>>>>
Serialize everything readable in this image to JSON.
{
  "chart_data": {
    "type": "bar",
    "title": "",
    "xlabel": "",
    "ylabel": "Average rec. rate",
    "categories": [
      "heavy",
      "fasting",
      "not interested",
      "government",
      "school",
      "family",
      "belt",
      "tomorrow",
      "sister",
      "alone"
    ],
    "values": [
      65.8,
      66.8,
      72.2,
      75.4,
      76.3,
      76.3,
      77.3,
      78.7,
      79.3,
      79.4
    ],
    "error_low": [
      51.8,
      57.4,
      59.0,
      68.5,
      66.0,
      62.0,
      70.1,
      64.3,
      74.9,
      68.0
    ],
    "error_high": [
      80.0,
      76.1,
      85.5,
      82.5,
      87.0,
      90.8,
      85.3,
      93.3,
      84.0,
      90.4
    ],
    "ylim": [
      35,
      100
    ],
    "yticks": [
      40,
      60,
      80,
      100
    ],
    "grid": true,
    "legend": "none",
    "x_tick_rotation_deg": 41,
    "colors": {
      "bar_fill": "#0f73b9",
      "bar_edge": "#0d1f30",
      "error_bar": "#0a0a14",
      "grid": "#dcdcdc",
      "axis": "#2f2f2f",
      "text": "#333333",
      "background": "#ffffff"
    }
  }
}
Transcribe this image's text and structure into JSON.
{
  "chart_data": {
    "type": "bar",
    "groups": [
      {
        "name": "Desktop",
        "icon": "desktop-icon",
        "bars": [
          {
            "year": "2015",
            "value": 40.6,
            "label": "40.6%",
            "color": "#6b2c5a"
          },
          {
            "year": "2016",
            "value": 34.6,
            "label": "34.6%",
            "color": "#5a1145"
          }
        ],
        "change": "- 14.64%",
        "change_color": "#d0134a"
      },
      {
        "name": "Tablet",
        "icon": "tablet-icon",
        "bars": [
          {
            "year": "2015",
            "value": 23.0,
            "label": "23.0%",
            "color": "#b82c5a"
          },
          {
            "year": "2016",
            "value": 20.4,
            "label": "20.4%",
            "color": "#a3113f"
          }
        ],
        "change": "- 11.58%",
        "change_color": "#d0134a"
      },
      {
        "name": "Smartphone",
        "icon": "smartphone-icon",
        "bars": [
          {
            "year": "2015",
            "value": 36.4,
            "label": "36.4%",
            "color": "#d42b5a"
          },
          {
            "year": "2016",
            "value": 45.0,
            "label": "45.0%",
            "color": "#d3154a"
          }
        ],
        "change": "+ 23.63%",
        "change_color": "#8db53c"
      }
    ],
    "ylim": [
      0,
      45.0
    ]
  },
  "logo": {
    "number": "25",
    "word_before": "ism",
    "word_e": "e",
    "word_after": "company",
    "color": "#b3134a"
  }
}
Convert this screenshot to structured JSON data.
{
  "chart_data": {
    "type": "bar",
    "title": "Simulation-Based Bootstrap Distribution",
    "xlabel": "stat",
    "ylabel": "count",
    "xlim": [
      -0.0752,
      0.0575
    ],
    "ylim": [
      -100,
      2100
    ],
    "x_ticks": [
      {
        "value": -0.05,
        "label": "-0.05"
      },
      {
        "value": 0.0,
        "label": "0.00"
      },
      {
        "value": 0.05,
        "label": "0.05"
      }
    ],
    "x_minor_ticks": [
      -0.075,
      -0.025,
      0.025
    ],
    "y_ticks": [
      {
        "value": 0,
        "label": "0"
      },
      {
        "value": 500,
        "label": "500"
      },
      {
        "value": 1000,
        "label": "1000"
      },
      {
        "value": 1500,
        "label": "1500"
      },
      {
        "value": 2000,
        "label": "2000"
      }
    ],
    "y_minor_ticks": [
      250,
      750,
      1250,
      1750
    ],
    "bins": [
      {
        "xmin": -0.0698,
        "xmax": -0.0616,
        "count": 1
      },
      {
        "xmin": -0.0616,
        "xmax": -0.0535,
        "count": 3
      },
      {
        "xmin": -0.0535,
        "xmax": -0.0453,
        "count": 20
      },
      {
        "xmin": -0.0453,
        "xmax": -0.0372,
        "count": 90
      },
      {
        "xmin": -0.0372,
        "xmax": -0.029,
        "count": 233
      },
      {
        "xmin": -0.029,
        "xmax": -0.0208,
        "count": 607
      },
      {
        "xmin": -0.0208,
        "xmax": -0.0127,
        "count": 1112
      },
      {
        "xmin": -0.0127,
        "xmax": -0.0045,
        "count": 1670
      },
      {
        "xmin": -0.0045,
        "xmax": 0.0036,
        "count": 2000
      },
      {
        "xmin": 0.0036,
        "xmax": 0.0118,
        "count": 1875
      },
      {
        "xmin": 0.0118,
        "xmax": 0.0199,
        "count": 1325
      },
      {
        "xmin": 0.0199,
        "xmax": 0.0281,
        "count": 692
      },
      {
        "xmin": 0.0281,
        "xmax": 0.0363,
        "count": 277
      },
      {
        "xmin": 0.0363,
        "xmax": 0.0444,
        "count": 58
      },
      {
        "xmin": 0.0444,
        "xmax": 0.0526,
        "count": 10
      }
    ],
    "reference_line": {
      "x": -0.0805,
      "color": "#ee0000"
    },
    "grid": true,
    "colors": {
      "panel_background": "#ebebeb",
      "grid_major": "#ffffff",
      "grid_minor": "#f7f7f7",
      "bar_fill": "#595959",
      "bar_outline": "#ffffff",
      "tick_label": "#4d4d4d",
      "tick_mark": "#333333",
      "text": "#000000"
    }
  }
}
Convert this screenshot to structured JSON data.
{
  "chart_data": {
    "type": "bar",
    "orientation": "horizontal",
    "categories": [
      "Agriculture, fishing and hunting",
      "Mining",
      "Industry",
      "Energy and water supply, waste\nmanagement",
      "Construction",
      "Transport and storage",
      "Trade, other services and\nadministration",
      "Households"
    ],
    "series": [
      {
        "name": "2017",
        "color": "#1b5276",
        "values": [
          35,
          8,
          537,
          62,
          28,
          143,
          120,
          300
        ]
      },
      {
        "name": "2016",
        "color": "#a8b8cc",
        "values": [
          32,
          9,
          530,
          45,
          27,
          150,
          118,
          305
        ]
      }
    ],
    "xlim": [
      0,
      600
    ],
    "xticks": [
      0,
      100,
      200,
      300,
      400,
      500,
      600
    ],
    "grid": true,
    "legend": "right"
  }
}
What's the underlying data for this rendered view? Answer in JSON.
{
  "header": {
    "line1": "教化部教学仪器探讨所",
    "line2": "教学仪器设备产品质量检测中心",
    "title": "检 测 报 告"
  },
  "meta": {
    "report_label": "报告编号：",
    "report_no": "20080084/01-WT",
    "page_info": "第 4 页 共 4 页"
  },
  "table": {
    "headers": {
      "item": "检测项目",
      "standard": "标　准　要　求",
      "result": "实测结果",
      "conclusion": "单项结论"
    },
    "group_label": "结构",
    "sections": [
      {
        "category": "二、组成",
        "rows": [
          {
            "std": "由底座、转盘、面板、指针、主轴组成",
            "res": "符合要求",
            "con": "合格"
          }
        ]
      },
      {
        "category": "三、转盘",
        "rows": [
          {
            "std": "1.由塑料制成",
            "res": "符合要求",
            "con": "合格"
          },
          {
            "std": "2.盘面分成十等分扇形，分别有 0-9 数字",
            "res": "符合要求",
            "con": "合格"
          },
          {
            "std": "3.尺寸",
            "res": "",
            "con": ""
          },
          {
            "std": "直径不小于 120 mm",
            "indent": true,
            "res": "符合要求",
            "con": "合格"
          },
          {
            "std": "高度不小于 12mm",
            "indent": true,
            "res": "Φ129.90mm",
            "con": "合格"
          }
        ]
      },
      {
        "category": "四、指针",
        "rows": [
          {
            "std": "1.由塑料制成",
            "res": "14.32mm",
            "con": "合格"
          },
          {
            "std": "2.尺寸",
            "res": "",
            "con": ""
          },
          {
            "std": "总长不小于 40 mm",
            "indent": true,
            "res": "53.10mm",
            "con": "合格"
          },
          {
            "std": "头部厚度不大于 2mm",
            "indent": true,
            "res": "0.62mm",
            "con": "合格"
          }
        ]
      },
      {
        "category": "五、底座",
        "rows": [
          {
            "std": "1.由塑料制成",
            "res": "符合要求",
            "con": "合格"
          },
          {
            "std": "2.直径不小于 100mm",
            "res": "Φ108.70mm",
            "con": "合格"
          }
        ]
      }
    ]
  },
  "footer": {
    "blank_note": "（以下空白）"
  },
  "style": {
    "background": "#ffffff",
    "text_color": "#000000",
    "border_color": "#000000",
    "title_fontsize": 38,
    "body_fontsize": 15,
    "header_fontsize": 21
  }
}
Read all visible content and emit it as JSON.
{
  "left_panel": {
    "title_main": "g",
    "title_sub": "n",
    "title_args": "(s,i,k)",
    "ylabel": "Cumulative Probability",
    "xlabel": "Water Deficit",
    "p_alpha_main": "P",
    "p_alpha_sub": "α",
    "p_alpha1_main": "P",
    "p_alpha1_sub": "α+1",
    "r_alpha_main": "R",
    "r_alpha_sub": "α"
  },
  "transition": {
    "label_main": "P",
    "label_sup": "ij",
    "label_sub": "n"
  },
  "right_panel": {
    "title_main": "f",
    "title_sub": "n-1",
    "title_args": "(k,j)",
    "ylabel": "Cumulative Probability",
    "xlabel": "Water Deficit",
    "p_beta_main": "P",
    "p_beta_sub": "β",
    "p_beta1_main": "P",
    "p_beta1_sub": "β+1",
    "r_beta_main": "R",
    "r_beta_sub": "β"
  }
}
<<<<
* [YOUR TASK] Filter for "ylabel". Return all lines that hold it.

* [EXERCISE ANSWER]
    "ylabel": "Average rec. rate",
    "ylabel": "count",
    "ylabel": "Cumulative Probability",
    "ylabel": "Cumulative Probability",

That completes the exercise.